[Begin Stored data]

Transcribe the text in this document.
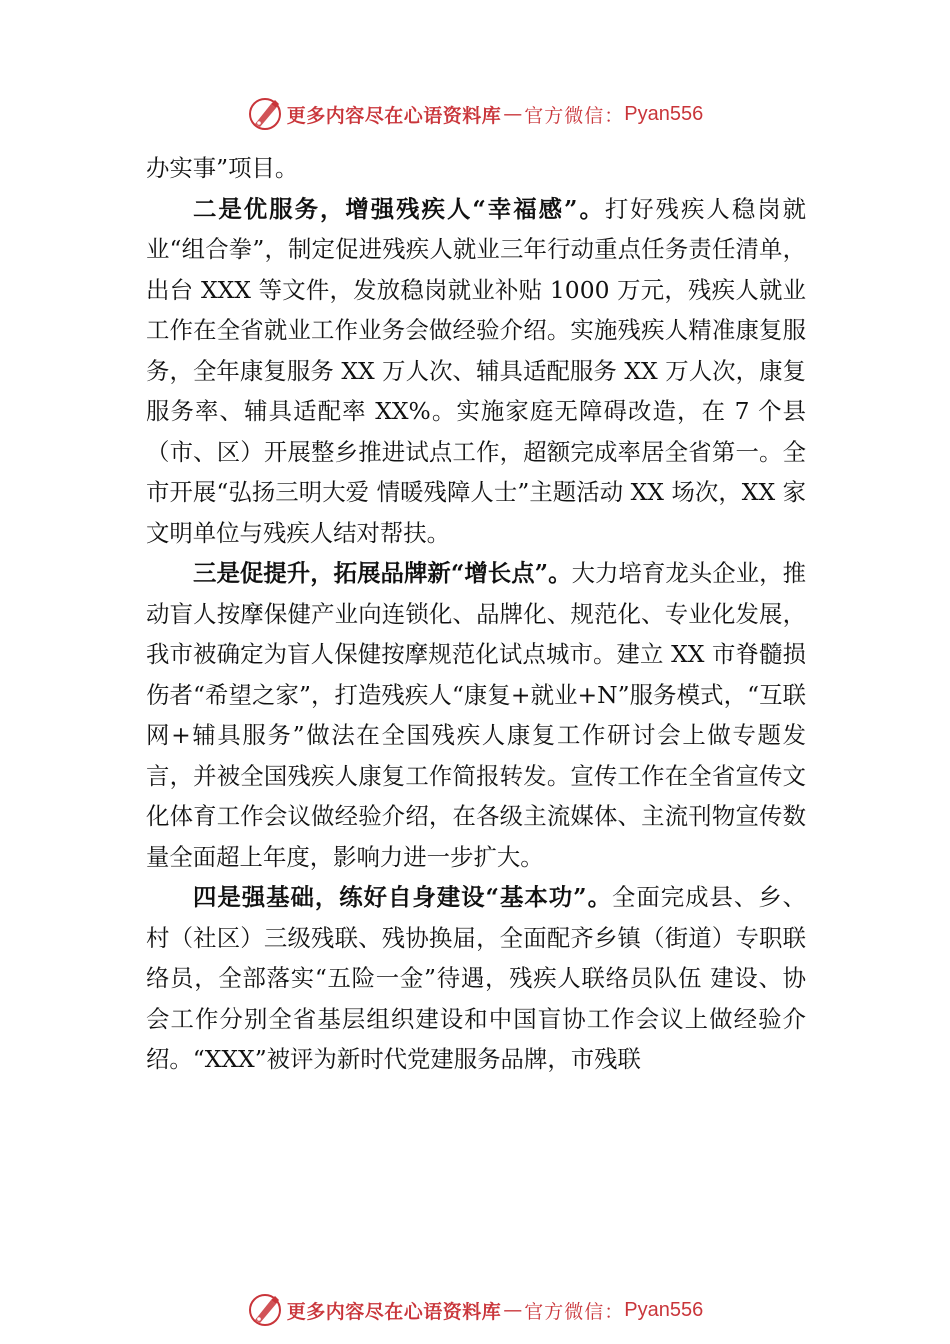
更多内容尽在心语资料库 — 官方微信： Pyan556

办实事”项目。

二是优服务，增强残疾人“幸福感”。打好残疾人稳岗就业“组合拳”，制定促进残疾人就业三年行动重点任务责任清单，出台 XXX 等文件，发放稳岗就业补贴 1000 万元，残疾人就业工作在全省就业工作业务会做经验介绍。实施残疾人精准康复服务，全年康复服务 XX 万人次、辅具适配服务 XX 万人次，康复服务率、辅具适配率 XX%。实施家庭无障碍改造，在 7 个县（市、区）开展整乡推进试点工作，超额完成率居全省第一。全市开展“弘扬三明大爱 情暖残障人士”主题活动 XX 场次，XX 家文明单位与残疾人结对帮扶。

三是促提升，拓展品牌新“增长点”。大力培育龙头企业，推动盲人按摩保健产业向连锁化、品牌化、规范化、专业化发展，我市被确定为盲人保健按摩规范化试点城市。建立 XX 市脊髓损伤者“希望之家”，打造残疾人“康复+就业+N”服务模式，“互联网+辅具服务”做法在全国残疾人康复工作研讨会上做专题发言，并被全国残疾人康复工作简报转发。宣传工作在全省宣传文化体育工作会议做经验介绍，在各级主流媒体、主流刊物宣传数量全面超上年度，影响力进一步扩大。

四是强基础，练好自身建设“基本功”。全面完成县、乡、 村（社区）三级残联、残协换届，全面配齐乡镇（街道）专职联络员，全部落实“五险一金”待遇，残疾人联络员队伍 建设、协会工作分别全省基层组织建设和中国盲协工作会议上做经验介绍。“XXX”被评为新时代党建服务品牌，市残联

更多内容尽在心语资料库 — 官方微信： Pyan556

[End Stored data]

_Aim of the exercise_: Retype the data above exactly; pictures are not part of the copy.

_Written response_:
Transcribe the text in this document.
更多内容尽在心语资料库 — 官方微信： Pyan556

办实事”项目。

二是优服务，增强残疾人“幸福感”。打好残疾人稳岗就业“组合拳”，制定促进残疾人就业三年行动重点任务责任清单，出台 XXX 等文件，发放稳岗就业补贴 1000 万元，残疾人就业工作在全省就业工作业务会做经验介绍。实施残疾人精准康复服务，全年康复服务 XX 万人次、辅具适配服务 XX 万人次，康复服务率、辅具适配率 XX%。实施家庭无障碍改造，在 7 个县（市、区）开展整乡推进试点工作，超额完成率居全省第一。全市开展“弘扬三明大爱 情暖残障人士”主题活动 XX 场次，XX 家文明单位与残疾人结对帮扶。

三是促提升，拓展品牌新“增长点”。大力培育龙头企业，推动盲人按摩保健产业向连锁化、品牌化、规范化、专业化发展，我市被确定为盲人保健按摩规范化试点城市。建立 XX 市脊髓损伤者“希望之家”，打造残疾人“康复+就业+N”服务模式，“互联网+辅具服务”做法在全国残疾人康复工作研讨会上做专题发言，并被全国残疾人康复工作简报转发。宣传工作在全省宣传文化体育工作会议做经验介绍，在各级主流媒体、主流刊物宣传数量全面超上年度，影响力进一步扩大。

四是强基础，练好自身建设“基本功”。全面完成县、乡、 村（社区）三级残联、残协换届，全面配齐乡镇（街道）专职联络员，全部落实“五险一金”待遇，残疾人联络员队伍 建设、协会工作分别全省基层组织建设和中国盲协工作会议上做经验介绍。“XXX”被评为新时代党建服务品牌，市残联

更多内容尽在心语资料库 — 官方微信： Pyan556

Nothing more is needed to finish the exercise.